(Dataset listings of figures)
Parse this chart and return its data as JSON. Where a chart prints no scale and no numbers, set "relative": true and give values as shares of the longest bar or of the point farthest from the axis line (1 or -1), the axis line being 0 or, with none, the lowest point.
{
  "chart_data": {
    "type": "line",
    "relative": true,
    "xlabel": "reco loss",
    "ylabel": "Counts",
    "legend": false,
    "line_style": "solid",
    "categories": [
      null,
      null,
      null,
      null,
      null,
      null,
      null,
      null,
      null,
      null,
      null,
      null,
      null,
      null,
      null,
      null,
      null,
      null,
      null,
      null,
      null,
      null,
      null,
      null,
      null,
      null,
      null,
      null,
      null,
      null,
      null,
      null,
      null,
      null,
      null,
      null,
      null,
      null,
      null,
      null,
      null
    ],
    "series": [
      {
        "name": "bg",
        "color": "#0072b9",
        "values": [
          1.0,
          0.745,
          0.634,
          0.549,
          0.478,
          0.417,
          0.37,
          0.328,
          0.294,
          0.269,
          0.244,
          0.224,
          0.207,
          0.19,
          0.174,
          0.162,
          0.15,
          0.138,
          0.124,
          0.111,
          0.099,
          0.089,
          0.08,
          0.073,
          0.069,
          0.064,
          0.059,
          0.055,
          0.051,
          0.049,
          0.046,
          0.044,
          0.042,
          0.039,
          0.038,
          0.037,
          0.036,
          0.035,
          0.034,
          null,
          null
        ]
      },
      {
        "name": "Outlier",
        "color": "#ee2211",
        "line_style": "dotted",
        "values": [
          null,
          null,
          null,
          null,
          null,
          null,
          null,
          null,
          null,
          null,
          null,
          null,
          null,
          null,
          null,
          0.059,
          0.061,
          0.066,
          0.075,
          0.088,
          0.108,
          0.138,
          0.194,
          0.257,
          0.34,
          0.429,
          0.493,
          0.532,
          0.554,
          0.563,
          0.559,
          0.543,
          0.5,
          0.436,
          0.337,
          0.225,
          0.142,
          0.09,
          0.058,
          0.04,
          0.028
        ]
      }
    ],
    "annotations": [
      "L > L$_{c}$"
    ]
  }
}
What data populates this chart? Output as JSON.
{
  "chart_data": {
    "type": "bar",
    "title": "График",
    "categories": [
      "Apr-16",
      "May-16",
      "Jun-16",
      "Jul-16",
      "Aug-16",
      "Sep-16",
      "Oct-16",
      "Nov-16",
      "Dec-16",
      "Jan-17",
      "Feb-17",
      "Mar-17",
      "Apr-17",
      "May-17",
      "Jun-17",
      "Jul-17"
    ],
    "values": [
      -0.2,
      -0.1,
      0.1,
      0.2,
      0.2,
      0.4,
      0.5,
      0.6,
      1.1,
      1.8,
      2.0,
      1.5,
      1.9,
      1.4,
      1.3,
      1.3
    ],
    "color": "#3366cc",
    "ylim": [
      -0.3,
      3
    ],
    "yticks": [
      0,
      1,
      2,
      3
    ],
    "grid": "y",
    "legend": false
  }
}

* _WHAT YOU SHOULD DO_
Your task is to reproduce the whole listing exactly.

* _WRITTEN RESPONSE_
Parse this chart and return its data as JSON. Where a chart prints no scale and no numbers, set "relative": true and give values as shares of the longest bar or of the point farthest from the axis line (1 or -1), the axis line being 0 or, with none, the lowest point.
{
  "chart_data": {
    "type": "line",
    "relative": true,
    "xlabel": "reco loss",
    "ylabel": "Counts",
    "legend": false,
    "line_style": "solid",
    "categories": [
      null,
      null,
      null,
      null,
      null,
      null,
      null,
      null,
      null,
      null,
      null,
      null,
      null,
      null,
      null,
      null,
      null,
      null,
      null,
      null,
      null,
      null,
      null,
      null,
      null,
      null,
      null,
      null,
      null,
      null,
      null,
      null,
      null,
      null,
      null,
      null,
      null,
      null,
      null,
      null,
      null
    ],
    "series": [
      {
        "name": "bg",
        "color": "#0072b9",
        "values": [
          1.0,
          0.745,
          0.634,
          0.549,
          0.478,
          0.417,
          0.37,
          0.328,
          0.294,
          0.269,
          0.244,
          0.224,
          0.207,
          0.19,
          0.174,
          0.162,
          0.15,
          0.138,
          0.124,
          0.111,
          0.099,
          0.089,
          0.08,
          0.073,
          0.069,
          0.064,
          0.059,
          0.055,
          0.051,
          0.049,
          0.046,
          0.044,
          0.042,
          0.039,
          0.038,
          0.037,
          0.036,
          0.035,
          0.034,
          null,
          null
        ]
      },
      {
        "name": "Outlier",
        "color": "#ee2211",
        "line_style": "dotted",
        "values": [
          null,
          null,
          null,
          null,
          null,
          null,
          null,
          null,
          null,
          null,
          null,
          null,
          null,
          null,
          null,
          0.059,
          0.061,
          0.066,
          0.075,
          0.088,
          0.108,
          0.138,
          0.194,
          0.257,
          0.34,
          0.429,
          0.493,
          0.532,
          0.554,
          0.563,
          0.559,
          0.543,
          0.5,
          0.436,
          0.337,
          0.225,
          0.142,
          0.09,
          0.058,
          0.04,
          0.028
        ]
      }
    ],
    "annotations": [
      "L > L$_{c}$"
    ]
  }
}
What data populates this chart? Output as JSON.
{
  "chart_data": {
    "type": "bar",
    "title": "График",
    "categories": [
      "Apr-16",
      "May-16",
      "Jun-16",
      "Jul-16",
      "Aug-16",
      "Sep-16",
      "Oct-16",
      "Nov-16",
      "Dec-16",
      "Jan-17",
      "Feb-17",
      "Mar-17",
      "Apr-17",
      "May-17",
      "Jun-17",
      "Jul-17"
    ],
    "values": [
      -0.2,
      -0.1,
      0.1,
      0.2,
      0.2,
      0.4,
      0.5,
      0.6,
      1.1,
      1.8,
      2.0,
      1.5,
      1.9,
      1.4,
      1.3,
      1.3
    ],
    "color": "#3366cc",
    "ylim": [
      -0.3,
      3
    ],
    "yticks": [
      0,
      1,
      2,
      3
    ],
    "grid": "y",
    "legend": false
  }
}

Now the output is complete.